• **TASK BRIEF**
Retype the listing that follows, word for word.

════

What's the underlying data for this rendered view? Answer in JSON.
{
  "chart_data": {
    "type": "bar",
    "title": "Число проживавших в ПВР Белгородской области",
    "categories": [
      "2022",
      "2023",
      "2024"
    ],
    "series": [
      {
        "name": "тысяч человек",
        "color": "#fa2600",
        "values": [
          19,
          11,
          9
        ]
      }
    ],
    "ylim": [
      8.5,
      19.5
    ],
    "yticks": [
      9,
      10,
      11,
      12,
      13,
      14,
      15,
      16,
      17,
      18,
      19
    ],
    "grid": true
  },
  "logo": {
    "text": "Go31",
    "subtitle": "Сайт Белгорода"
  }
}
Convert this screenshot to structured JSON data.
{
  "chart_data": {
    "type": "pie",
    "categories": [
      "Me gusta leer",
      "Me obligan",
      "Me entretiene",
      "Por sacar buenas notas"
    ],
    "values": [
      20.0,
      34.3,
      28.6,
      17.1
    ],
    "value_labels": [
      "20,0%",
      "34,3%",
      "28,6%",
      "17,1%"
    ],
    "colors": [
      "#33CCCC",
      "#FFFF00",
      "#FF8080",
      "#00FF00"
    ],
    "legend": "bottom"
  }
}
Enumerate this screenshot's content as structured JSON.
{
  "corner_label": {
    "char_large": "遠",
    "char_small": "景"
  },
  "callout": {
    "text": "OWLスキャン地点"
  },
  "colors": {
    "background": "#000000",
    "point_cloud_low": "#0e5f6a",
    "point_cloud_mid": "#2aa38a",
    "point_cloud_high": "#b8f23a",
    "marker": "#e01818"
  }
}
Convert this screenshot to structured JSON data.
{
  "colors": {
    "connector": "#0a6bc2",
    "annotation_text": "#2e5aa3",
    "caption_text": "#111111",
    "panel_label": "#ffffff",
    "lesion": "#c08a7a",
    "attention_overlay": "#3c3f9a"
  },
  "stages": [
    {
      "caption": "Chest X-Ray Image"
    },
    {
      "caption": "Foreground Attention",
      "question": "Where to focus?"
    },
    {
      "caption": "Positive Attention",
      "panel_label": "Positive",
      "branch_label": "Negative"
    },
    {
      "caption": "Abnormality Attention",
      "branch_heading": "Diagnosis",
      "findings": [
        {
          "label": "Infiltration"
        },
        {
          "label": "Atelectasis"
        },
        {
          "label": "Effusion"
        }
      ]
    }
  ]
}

════

• **RESULT BELOW**
What's the underlying data for this rendered view? Answer in JSON.
{
  "chart_data": {
    "type": "bar",
    "title": "Число проживавших в ПВР Белгородской области",
    "categories": [
      "2022",
      "2023",
      "2024"
    ],
    "series": [
      {
        "name": "тысяч человек",
        "color": "#fa2600",
        "values": [
          19,
          11,
          9
        ]
      }
    ],
    "ylim": [
      8.5,
      19.5
    ],
    "yticks": [
      9,
      10,
      11,
      12,
      13,
      14,
      15,
      16,
      17,
      18,
      19
    ],
    "grid": true
  },
  "logo": {
    "text": "Go31",
    "subtitle": "Сайт Белгорода"
  }
}
Convert this screenshot to structured JSON data.
{
  "chart_data": {
    "type": "pie",
    "categories": [
      "Me gusta leer",
      "Me obligan",
      "Me entretiene",
      "Por sacar buenas notas"
    ],
    "values": [
      20.0,
      34.3,
      28.6,
      17.1
    ],
    "value_labels": [
      "20,0%",
      "34,3%",
      "28,6%",
      "17,1%"
    ],
    "colors": [
      "#33CCCC",
      "#FFFF00",
      "#FF8080",
      "#00FF00"
    ],
    "legend": "bottom"
  }
}
Enumerate this screenshot's content as structured JSON.
{
  "corner_label": {
    "char_large": "遠",
    "char_small": "景"
  },
  "callout": {
    "text": "OWLスキャン地点"
  },
  "colors": {
    "background": "#000000",
    "point_cloud_low": "#0e5f6a",
    "point_cloud_mid": "#2aa38a",
    "point_cloud_high": "#b8f23a",
    "marker": "#e01818"
  }
}
Convert this screenshot to structured JSON data.
{
  "colors": {
    "connector": "#0a6bc2",
    "annotation_text": "#2e5aa3",
    "caption_text": "#111111",
    "panel_label": "#ffffff",
    "lesion": "#c08a7a",
    "attention_overlay": "#3c3f9a"
  },
  "stages": [
    {
      "caption": "Chest X-Ray Image"
    },
    {
      "caption": "Foreground Attention",
      "question": "Where to focus?"
    },
    {
      "caption": "Positive Attention",
      "panel_label": "Positive",
      "branch_label": "Negative"
    },
    {
      "caption": "Abnormality Attention",
      "branch_heading": "Diagnosis",
      "findings": [
        {
          "label": "Infiltration"
        },
        {
          "label": "Atelectasis"
        },
        {
          "label": "Effusion"
        }
      ]
    }
  ]
}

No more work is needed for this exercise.